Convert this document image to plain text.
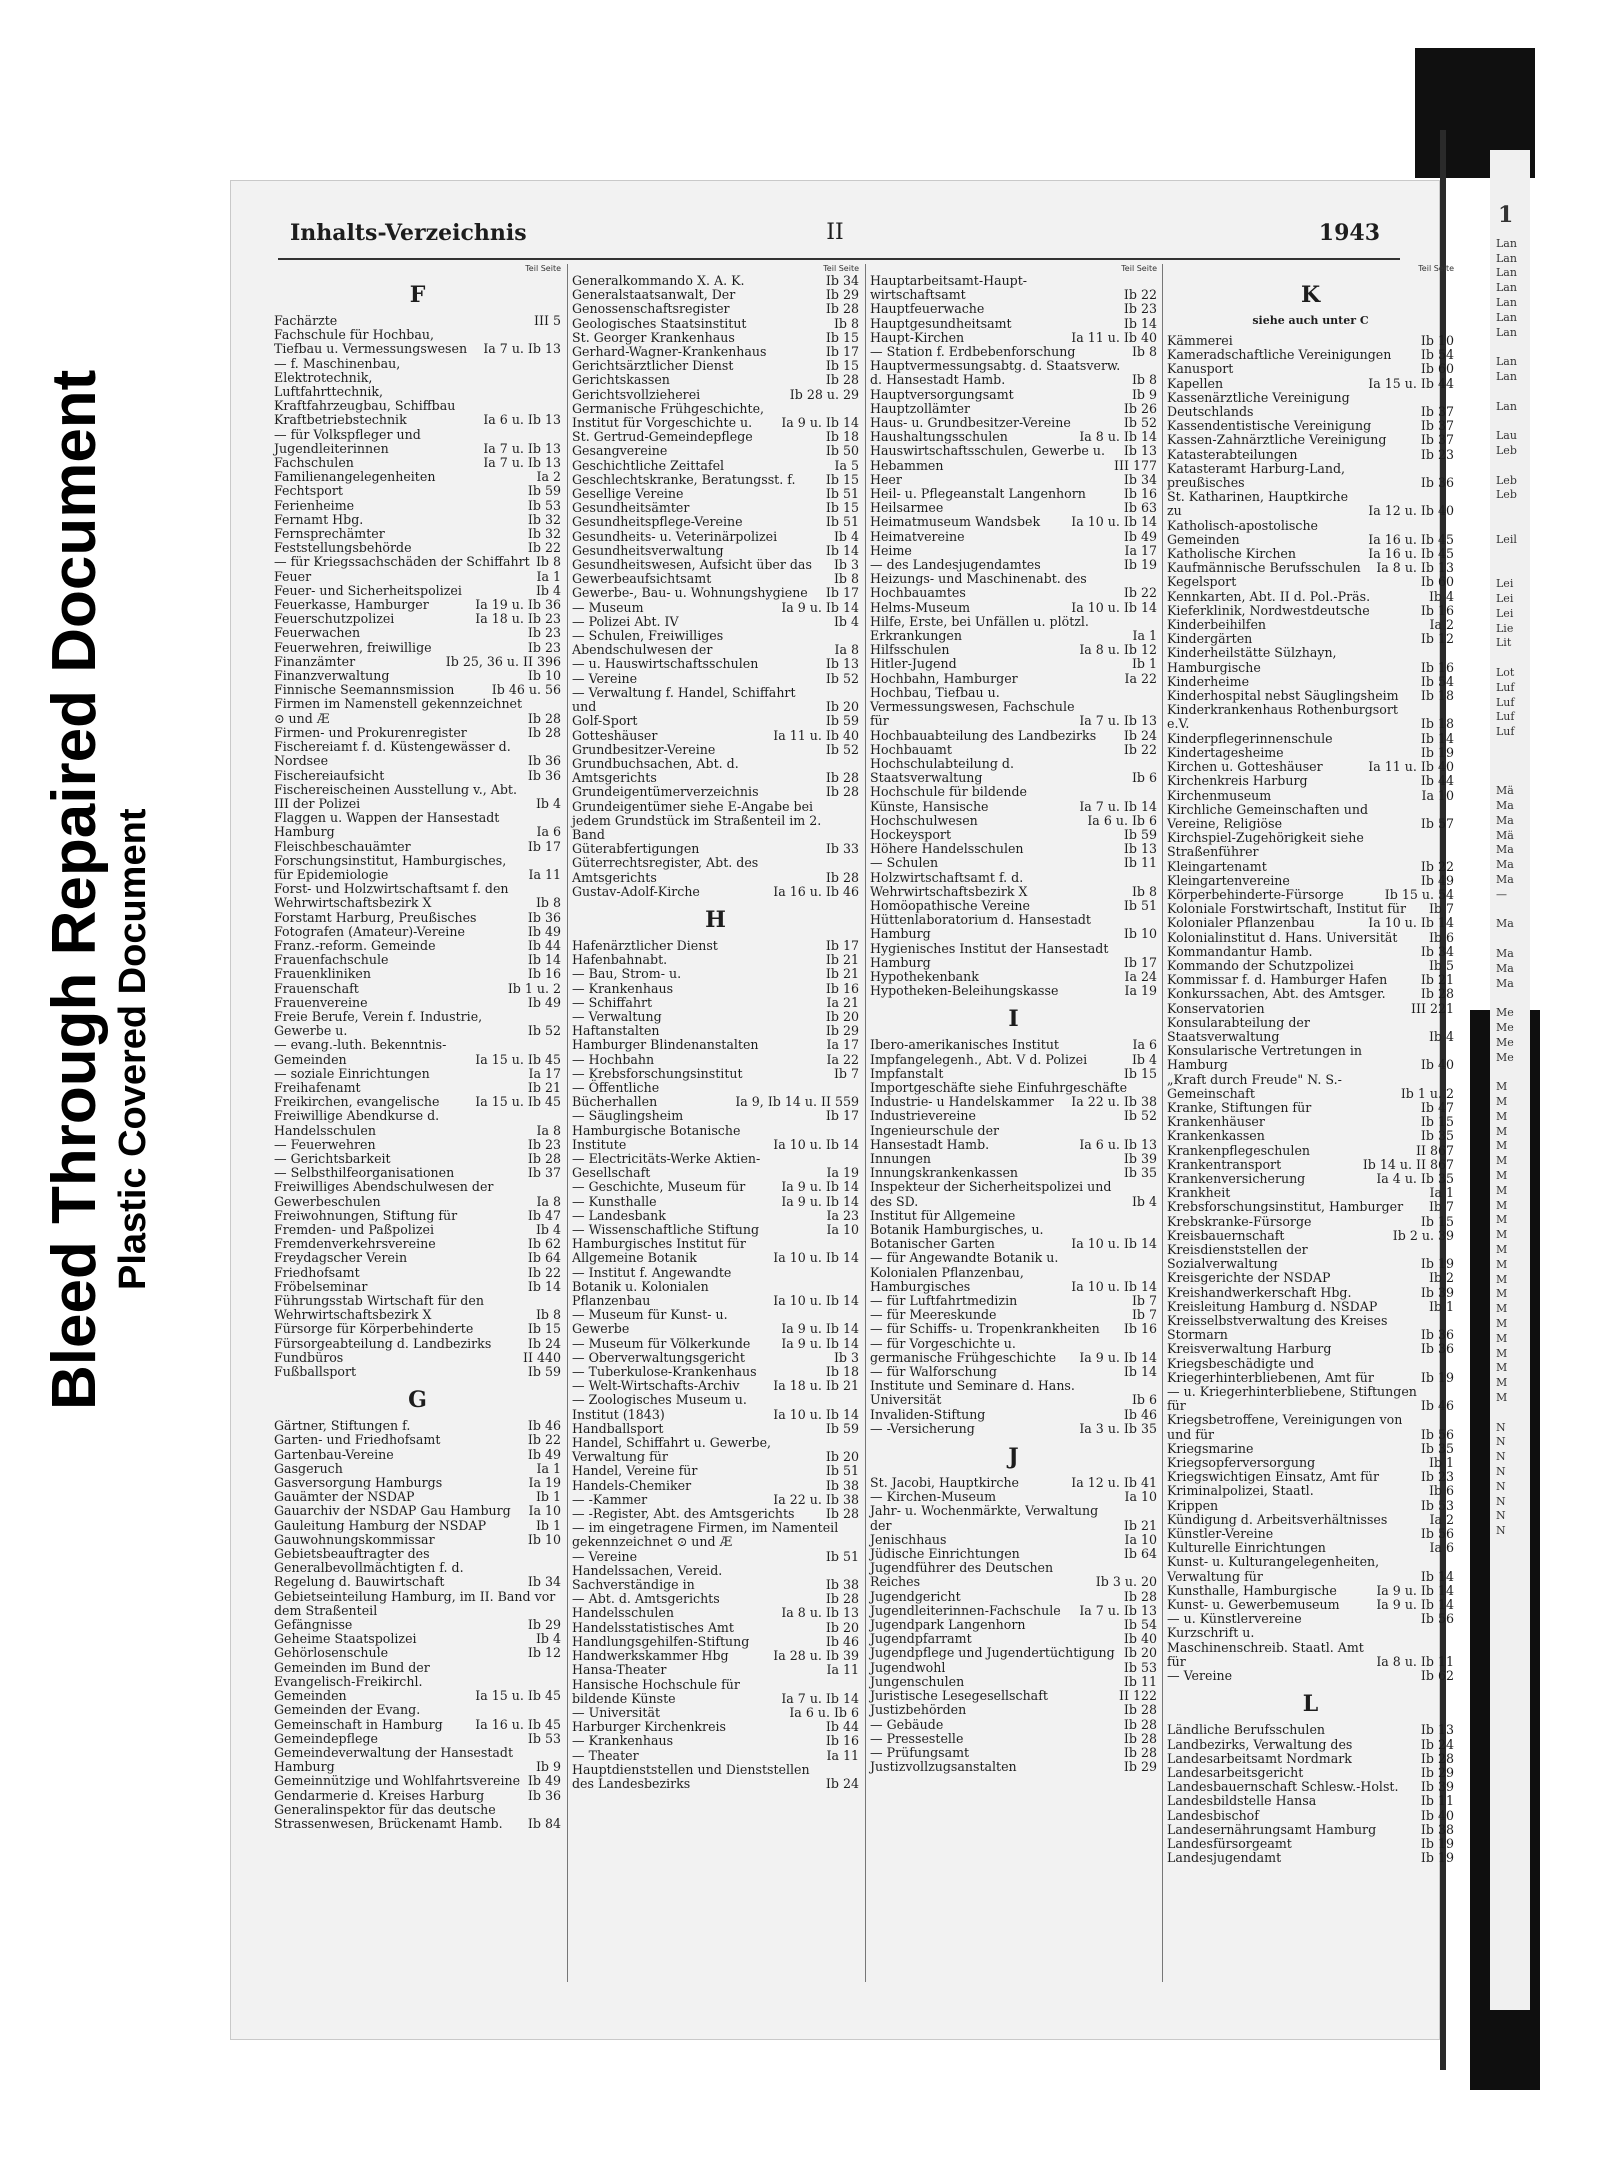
Bleed Through Repaired Document Plastic Covered Document
1
Lan
Lan
Lan
Lan
Lan
Lan
Lan

Lan
Lan

Lan

Lau
Leb

Leb
Leb

Leil

Lei
Lei
Lei
Lie
Lit

Lot
Luf
Luf
Luf
Luf

Mä
Ma
Ma
Mä
Ma
Ma
Ma
—

Ma

Ma
Ma
Ma

Me
Me
Me
Me

M
M
M
M
M
M
M
M
M
M
M
M
M
M
M
M
M
M
M
M
M
M

N
N
N
N
N
N
N
N
Inhalts-Verzeichnis	II	1943
Teil Seite
F
Fachärzte	III 5
Fachschule für Hochbau, Tiefbau u. Vermessungswesen	Ia 7 u. Ib 13
— f. Maschinenbau, Elektrotechnik, Luftfahrttechnik, Kraftfahrzeugbau, Schiffbau Kraftbetriebstechnik	Ia 6 u. Ib 13
— für Volkspfleger und Jugendleiterinnen	Ia 7 u. Ib 13
Fachschulen	Ia 7 u. Ib 13
Familienangelegenheiten	Ia 2
Fechtsport	Ib 59
Ferienheime	Ib 53
Fernamt Hbg.	Ib 32
Fernsprechämter	Ib 32
Feststellungsbehörde	Ib 22
— für Kriegssachschäden der Schiffahrt Ib 8
Feuer	Ia 1
Feuer- und Sicherheitspolizei	Ib 4
Feuerkasse, Hamburger	Ia 19 u. Ib 36
Feuerschutzpolizei	Ia 18 u. Ib 23
Feuerwachen	Ib 23
Feuerwehren, freiwillige	Ib 23
Finanzämter	Ib 25, 36 u. II 396
Finanzverwaltung	Ib 10
Finnische Seemannsmission	Ib 46 u. 56
Firmen im Namenstell gekennzeichnet ⊙ und Æ	Ib 28
Firmen- und Prokurenregister	Ib 28
Fischereiamt f. d. Küstengewässer d. Nordsee	Ib 36
Fischereiaufsicht	Ib 36
Fischereischeinen Ausstellung v., Abt. III der Polizei	Ib 4
Flaggen u. Wappen der Hansestadt Hamburg	Ia 6
Fleischbeschauämter	Ib 17
Forschungsinstitut, Hamburgisches, für Epidemiologie	Ia 11
Forst- und Holzwirtschaftsamt f. den Wehrwirtschaftsbezirk X	Ib 8
Forstamt Harburg, Preußisches	Ib 36
Fotografen (Amateur)-Vereine	Ib 49
Franz.-reform. Gemeinde	Ib 44
Frauenfachschule	Ib 14
Frauenkliniken	Ib 16
Frauenschaft	Ib 1 u. 2
Frauenvereine	Ib 49
Freie Berufe, Verein f. Industrie, Gewerbe u.	Ib 52
— evang.-luth. Bekenntnis-Gemeinden	Ia 15 u. Ib 45
— soziale Einrichtungen	Ia 17
Freihafenamt	Ib 21
Freikirchen, evangelische	Ia 15 u. Ib 45
Freiwillige Abendkurse d. Handelsschulen	Ia 8
— Feuerwehren	Ib 23
— Gerichtsbarkeit	Ib 28
— Selbsthilfeorganisationen	Ib 37
Freiwilliges Abendschulwesen der Gewerbeschulen	Ia 8
Freiwohnungen, Stiftung für	Ib 47
Fremden- und Paßpolizei	Ib 4
Fremdenverkehrsvereine	Ib 62
Freydagscher Verein	Ib 64
Friedhofsamt	Ib 22
Fröbelseminar	Ib 14
Führungsstab Wirtschaft für den Wehrwirtschaftsbezirk X	Ib 8
Fürsorge für Körperbehinderte	Ib 15
Fürsorgeabteilung d. Landbezirks	Ib 24
Fundbüros	II 440
Fußballsport	Ib 59
G
Gärtner, Stiftungen f.	Ib 46
Garten- und Friedhofsamt	Ib 22
Gartenbau-Vereine	Ib 49
Gasgeruch	Ia 1
Gasversorgung Hamburgs	Ia 19
Gauämter der NSDAP	Ib 1
Gauarchiv der NSDAP Gau Hamburg	Ia 10
Gauleitung Hamburg der NSDAP	Ib 1
Gauwohnungskommissar	Ib 10
Gebietsbeauftragter des Generalbevollmächtigten f. d. Regelung d. Bauwirtschaft	Ib 34
Gebietseinteilung Hamburg, im II. Band vor dem Straßenteil
Gefängnisse	Ib 29
Geheime Staatspolizei	Ib 4
Gehörlosenschule	Ib 12
Gemeinden im Bund der Evangelisch-Freikirchl. Gemeinden	Ia 15 u. Ib 45
Gemeinden der Evang. Gemeinschaft in Hamburg	Ia 16 u. Ib 45
Gemeindepflege	Ib 53
Gemeindeverwaltung der Hansestadt Hamburg	Ib 9
Gemeinnützige und Wohlfahrtsvereine Ib 49
Gendarmerie d. Kreises Harburg	Ib 36
Generalinspektor für das deutsche Strassenwesen, Brückenamt Hamb.	Ib 84
Teil Seite
Generalkommando X. A. K.	Ib 34
Generalstaatsanwalt, Der	Ib 29
Genossenschaftsregister	Ib 28
Geologisches Staatsinstitut	Ib 8
St. Georger Krankenhaus	Ib 15
Gerhard-Wagner-Krankenhaus	Ib 17
Gerichtsärztlicher Dienst	Ib 15
Gerichtskassen	Ib 28
Gerichtsvollzieherei	Ib 28 u. 29
Germanische Frühgeschichte, Institut für Vorgeschichte u.	Ia 9 u. Ib 14
St. Gertrud-Gemeindepflege	Ib 18
Gesangvereine	Ib 50
Geschichtliche Zeittafel	Ia 5
Geschlechtskranke, Beratungsst. f.	Ib 15
Gesellige Vereine	Ib 51
Gesundheitsämter	Ib 15
Gesundheitspflege-Vereine	Ib 51
Gesundheits- u. Veterinärpolizei	Ib 4
Gesundheitsverwaltung	Ib 14
Gesundheitswesen, Aufsicht über das	Ib 3
Gewerbeaufsichtsamt	Ib 8
Gewerbe-, Bau- u. Wohnungshygiene	Ib 17
— Museum	Ia 9 u. Ib 14
— Polizei Abt. IV	Ib 4
— Schulen, Freiwilliges Abendschulwesen der	Ia 8
— u. Hauswirtschaftsschulen	Ib 13
— Vereine	Ib 52
— Verwaltung f. Handel, Schiffahrt und	Ib 20
Golf-Sport	Ib 59
Gotteshäuser	Ia 11 u. Ib 40
Grundbesitzer-Vereine	Ib 52
Grundbuchsachen, Abt. d. Amtsgerichts	Ib 28
Grundeigentümerverzeichnis	Ib 28
Grundeigentümer siehe E-Angabe bei jedem Grundstück im Straßenteil im 2. Band
Güterabfertigungen	Ib 33
Güterrechtsregister, Abt. des Amtsgerichts	Ib 28
Gustav-Adolf-Kirche	Ia 16 u. Ib 46
H
Hafenärztlicher Dienst	Ib 17
Hafenbahnabt.	Ib 21
— Bau, Strom- u.	Ib 21
— Krankenhaus	Ib 16
— Schiffahrt	Ia 21
— Verwaltung	Ib 20
Haftanstalten	Ib 29
Hamburger Blindenanstalten	Ia 17
— Hochbahn	Ia 22
— Krebsforschungsinstitut	Ib 7
— Öffentliche Bücherhallen	Ia 9, Ib 14 u. II 559
— Säuglingsheim	Ib 17
Hamburgische Botanische Institute	Ia 10 u. Ib 14
— Electricitäts-Werke Aktien-Gesellschaft	Ia 19
— Geschichte, Museum für	Ia 9 u. Ib 14
— Kunsthalle	Ia 9 u. Ib 14
— Landesbank	Ia 23
— Wissenschaftliche Stiftung	Ia 10
Hamburgisches Institut für Allgemeine Botanik	Ia 10 u. Ib 14
— Institut f. Angewandte Botanik u. Kolonialen Pflanzenbau	Ia 10 u. Ib 14
— Museum für Kunst- u. Gewerbe	Ia 9 u. Ib 14
— Museum für Völkerkunde	Ia 9 u. Ib 14
— Oberverwaltungsgericht	Ib 3
— Tuberkulose-Krankenhaus	Ib 18
— Welt-Wirtschafts-Archiv	Ia 18 u. Ib 21
— Zoologisches Museum u. Institut (1843)	Ia 10 u. Ib 14
Handballsport	Ib 59
Handel, Schiffahrt u. Gewerbe, Verwaltung für	Ib 20
Handel, Vereine für	Ib 51
Handels-Chemiker	Ib 38
— -Kammer	Ia 22 u. Ib 38
— -Register, Abt. des Amtsgerichts	Ib 28
— im eingetragene Firmen, im Namenteil gekennzeichnet ⊙ und Æ
— Vereine	Ib 51
Handelssachen, Vereid. Sachverständige in	Ib 38
— Abt. d. Amtsgerichts	Ib 28
Handelsschulen	Ia 8 u. Ib 13
Handelsstatistisches Amt	Ib 20
Handlungsgehilfen-Stiftung	Ib 46
Handwerkskammer Hbg	Ia 28 u. Ib 39
Hansa-Theater	Ia 11
Hansische Hochschule für bildende Künste	Ia 7 u. Ib 14
— Universität	Ia 6 u. Ib 6
Harburger Kirchenkreis	Ib 44
— Krankenhaus	Ib 16
— Theater	Ia 11
Hauptdienststellen und Dienststellen des Landesbezirks	Ib 24
Teil Seite
Hauptarbeitsamt-Haupt-wirtschaftsamt	Ib 22
Hauptfeuerwache	Ib 23
Hauptgesundheitsamt	Ib 14
Haupt-Kirchen	Ia 11 u. Ib 40
— Station f. Erdbebenforschung	Ib 8
Hauptvermessungsabtg. d. Staatsverw. d. Hansestadt Hamb.	Ib 8
Hauptversorgungsamt	Ib 9
Hauptzollämter	Ib 26
Haus- u. Grundbesitzer-Vereine	Ib 52
Haushaltungsschulen	Ia 8 u. Ib 14
Hauswirtschaftsschulen, Gewerbe u.	Ib 13
Hebammen	III 177
Heer	Ib 34
Heil- u. Pflegeanstalt Langenhorn	Ib 16
Heilsarmee	Ib 63
Heimatmuseum Wandsbek	Ia 10 u. Ib 14
Heimatvereine	Ib 49
Heime	Ia 17
— des Landesjugendamtes	Ib 19
Heizungs- und Maschinenabt. des Hochbauamtes	Ib 22
Helms-Museum	Ia 10 u. Ib 14
Hilfe, Erste, bei Unfällen u. plötzl. Erkrankungen	Ia 1
Hilfsschulen	Ia 8 u. Ib 12
Hitler-Jugend	Ib 1
Hochbahn, Hamburger	Ia 22
Hochbau, Tiefbau u. Vermessungswesen, Fachschule für	Ia 7 u. Ib 13
Hochbauabteilung des Landbezirks	Ib 24
Hochbauamt	Ib 22
Hochschulabteilung d. Staatsverwaltung	Ib 6
Hochschule für bildende Künste, Hansische	Ia 7 u. Ib 14
Hochschulwesen	Ia 6 u. Ib 6
Hockeysport	Ib 59
Höhere Handelsschulen	Ib 13
— Schulen	Ib 11
Holzwirtschaftsamt f. d. Wehrwirtschaftsbezirk X	Ib 8
Homöopathische Vereine	Ib 51
Hüttenlaboratorium d. Hansestadt Hamburg	Ib 10
Hygienisches Institut der Hansestadt Hamburg	Ib 17
Hypothekenbank	Ia 24
Hypotheken-Beleihungskasse	Ia 19
I
Ibero-amerikanisches Institut	Ia 6
Impfangelegenh., Abt. V d. Polizei	Ib 4
Impfanstalt	Ib 15
Importgeschäfte siehe Einfuhrgeschäfte
Industrie- u Handelskammer	Ia 22 u. Ib 38
Industrievereine	Ib 52
Ingenieurschule der Hansestadt Hamb.	Ia 6 u. Ib 13
Innungen	Ib 39
Innungskrankenkassen	Ib 35
Inspekteur der Sicherheitspolizei und des SD.	Ib 4
Institut für Allgemeine Botanik Hamburgisches, u. Botanischer Garten	Ia 10 u. Ib 14
— für Angewandte Botanik u. Kolonialen Pflanzenbau, Hamburgisches	Ia 10 u. Ib 14
— für Luftfahrtmedizin	Ib 7
— für Meereskunde	Ib 7
— für Schiffs- u. Tropenkrankheiten	Ib 16
— für Vorgeschichte u. germanische Frühgeschichte	Ia 9 u. Ib 14
— für Walforschung	Ib 14
Institute und Seminare d. Hans. Universität	Ib 6
Invaliden-Stiftung	Ib 46
— -Versicherung	Ia 3 u. Ib 35
J
St. Jacobi, Hauptkirche	Ia 12 u. Ib 41
— Kirchen-Museum	Ia 10
Jahr- u. Wochenmärkte, Verwaltung der	Ib 21
Jenischhaus	Ia 10
Jüdische Einrichtungen	Ib 64
Jugendführer des Deutschen Reiches	Ib 3 u. 20
Jugendgericht	Ib 28
Jugendleiterinnen-Fachschule	Ia 7 u. Ib 13
Jugendpark Langenhorn	Ib 54
Jugendpfarramt	Ib 40
Jugendpflege und Jugendertüchtigung Ib 20
Jugendwohl	Ib 53
Jungenschulen	Ib 11
Juristische Lesegesellschaft	II 122
Justizbehörden	Ib 28
— Gebäude	Ib 28
— Pressestelle	Ib 28
— Prüfungsamt	Ib 28
Justizvollzugsanstalten	Ib 29
Teil Seite
K
siehe auch unter C
Kämmerei	Ib 10
Kameradschaftliche Vereinigungen	Ib 54
Kanusport	Ib 60
Kapellen	Ia 15 u. Ib 44
Kassenärztliche Vereinigung Deutschlands	Ib 37
Kassendentistische Vereinigung	Ib 37
Kassen-Zahnärztliche Vereinigung	Ib 37
Katasterabteilungen	Ib 23
Katasteramt Harburg-Land, preußisches	Ib 36
St. Katharinen, Hauptkirche zu	Ia 12 u. Ib 40
Katholisch-apostolische Gemeinden	Ia 16 u. Ib 45
Katholische Kirchen	Ia 16 u. Ib 45
Kaufmännische Berufsschulen	Ia 8 u. Ib 13
Kegelsport	Ib 60
Kennkarten, Abt. II d. Pol.-Präs.	Ib 4
Kieferklinik, Nordwestdeutsche	Ib 16
Kinderbeihilfen	Ia 2
Kindergärten	Ib 12
Kinderheilstätte Sülzhayn, Hamburgische	Ib 16
Kinderheime	Ib 54
Kinderhospital nebst Säuglingsheim	Ib 18
Kinderkrankenhaus Rothenburgsort e.V.	Ib 18
Kinderpflegerinnenschule	Ib 14
Kindertagesheime	Ib 19
Kirchen u. Gotteshäuser	Ia 11 u. Ib 40
Kirchenkreis Harburg	Ib 44
Kirchenmuseum	Ia 10
Kirchliche Gemeinschaften und Vereine, Religiöse	Ib 57
Kirchspiel-Zugehörigkeit siehe Straßenführer
Kleingartenamt	Ib 22
Kleingartenvereine	Ib 49
Körperbehinderte-Fürsorge	Ib 15 u. 54
Koloniale Forstwirtschaft, Institut für	Ib 7
Kolonialer Pflanzenbau	Ia 10 u. Ib 14
Kolonialinstitut d. Hans. Universität	Ib 6
Kommandantur Hamb.	Ib 34
Kommando der Schutzpolizei	Ib 5
Kommissar f. d. Hamburger Hafen	Ib 21
Konkurssachen, Abt. des Amtsger.	Ib 28
Konservatorien	III 221
Konsularabteilung der Staatsverwaltung	Ib 4
Konsularische Vertretungen in Hamburg	Ib 40
„Kraft durch Freude" N. S.-Gemeinschaft	Ib 1 u. 2
Kranke, Stiftungen für	Ib 47
Krankenhäuser	Ib 15
Krankenkassen	Ib 35
Krankenpflegeschulen	II 867
Krankentransport	Ib 14 u. II 867
Krankenversicherung	Ia 4 u. Ib 35
Krankheit	Ia 1
Krebsforschungsinstitut, Hamburger	Ib 7
Krebskranke-Fürsorge	Ib 15
Kreisbauernschaft	Ib 2 u. 39
Kreisdienststellen der Sozialverwaltung	Ib 19
Kreisgerichte der NSDAP	Ib 2
Kreishandwerkerschaft Hbg.	Ib 39
Kreisleitung Hamburg d. NSDAP	Ib 1
Kreisselbstverwaltung des Kreises Stormarn	Ib 36
Kreisverwaltung Harburg	Ib 36
Kriegsbeschädigte und Kriegerhinterbliebenen, Amt für	Ib 19
— u. Kriegerhinterbliebene, Stiftungen für	Ib 46
Kriegsbetroffene, Vereinigungen von und für	Ib 56
Kriegsmarine	Ib 35
Kriegsopferversorgung	Ib 1
Kriegswichtigen Einsatz, Amt für	Ib 23
Kriminalpolizei, Staatl.	Ib 6
Krippen	Ib 53
Kündigung d. Arbeitsverhältnisses	Ia 2
Künstler-Vereine	Ib 56
Kulturelle Einrichtungen	Ia 6
Kunst- u. Kulturangelegenheiten, Verwaltung für	Ib 14
Kunsthalle, Hamburgische	Ia 9 u. Ib 14
Kunst- u. Gewerbemuseum	Ia 9 u. Ib 14
— u. Künstlervereine	Ib 56
Kurzschrift u. Maschinenschreib. Staatl. Amt für	Ia 8 u. Ib 11
— Vereine	Ib 62
L
Ländliche Berufsschulen	Ib 13
Landbezirks, Verwaltung des	Ib 24
Landesarbeitsamt Nordmark	Ib 28
Landesarbeitsgericht	Ib 29
Landesbauernschaft Schlesw.-Holst.	Ib 39
Landesbildstelle Hansa	Ib 11
Landesbischof	Ib 40
Landesernährungsamt Hamburg	Ib 38
Landesfürsorgeamt	Ib 19
Landesjugendamt	Ib 19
—————
**Description of the task**.
Count how many lines above carry the word "Jugendleiterinnen". Only the number is required.

**Solution to the exercise**.
2